Each entry below is to be written out exactly, and the pictures are to be left out.

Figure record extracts

_ _ _ _

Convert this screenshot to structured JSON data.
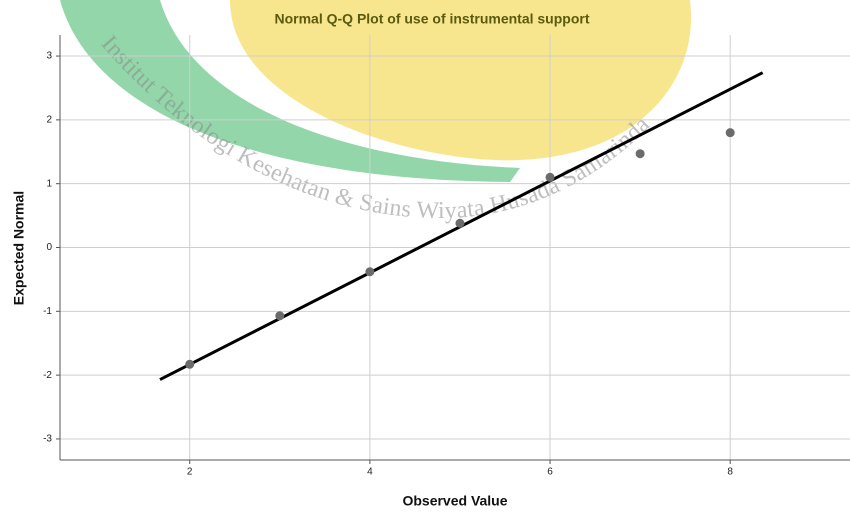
{
  "chart_data": {
    "type": "scatter",
    "title": "Normal Q-Q Plot of use of instrumental support",
    "xlabel": "Observed Value",
    "ylabel": "Expected Normal",
    "watermark": "Institut Teknologi Kesehatan & Sains Wiyata Husada Samarinda",
    "xlim": [
      0.56,
      9.33
    ],
    "ylim": [
      -3.33,
      3.33
    ],
    "xticks": [
      2,
      4,
      6,
      8
    ],
    "yticks": [
      -3,
      -2,
      -1,
      0,
      1,
      2,
      3
    ],
    "grid": true,
    "series": [
      {
        "color": "#6b6b6b",
        "x": [
          2,
          3,
          4,
          5,
          6,
          7,
          8
        ],
        "values": [
          -1.83,
          -1.07,
          -0.38,
          0.38,
          1.1,
          1.47,
          1.8
        ]
      }
    ],
    "reference_line": {
      "color": "#000000",
      "x": [
        1.67,
        8.36
      ],
      "values": [
        -2.07,
        2.74
      ]
    }
  }
}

_ _ _ _

EXERCISE RESPONSE =>
Convert this screenshot to structured JSON data.
{
  "chart_data": {
    "type": "scatter",
    "title": "Normal Q-Q Plot of use of instrumental support",
    "xlabel": "Observed Value",
    "ylabel": "Expected Normal",
    "watermark": "Institut Teknologi Kesehatan & Sains Wiyata Husada Samarinda",
    "xlim": [
      0.56,
      9.33
    ],
    "ylim": [
      -3.33,
      3.33
    ],
    "xticks": [
      2,
      4,
      6,
      8
    ],
    "yticks": [
      -3,
      -2,
      -1,
      0,
      1,
      2,
      3
    ],
    "grid": true,
    "series": [
      {
        "color": "#6b6b6b",
        "x": [
          2,
          3,
          4,
          5,
          6,
          7,
          8
        ],
        "values": [
          -1.83,
          -1.07,
          -0.38,
          0.38,
          1.1,
          1.47,
          1.8
        ]
      }
    ],
    "reference_line": {
      "color": "#000000",
      "x": [
        1.67,
        8.36
      ],
      "values": [
        -2.07,
        2.74
      ]
    }
  }
}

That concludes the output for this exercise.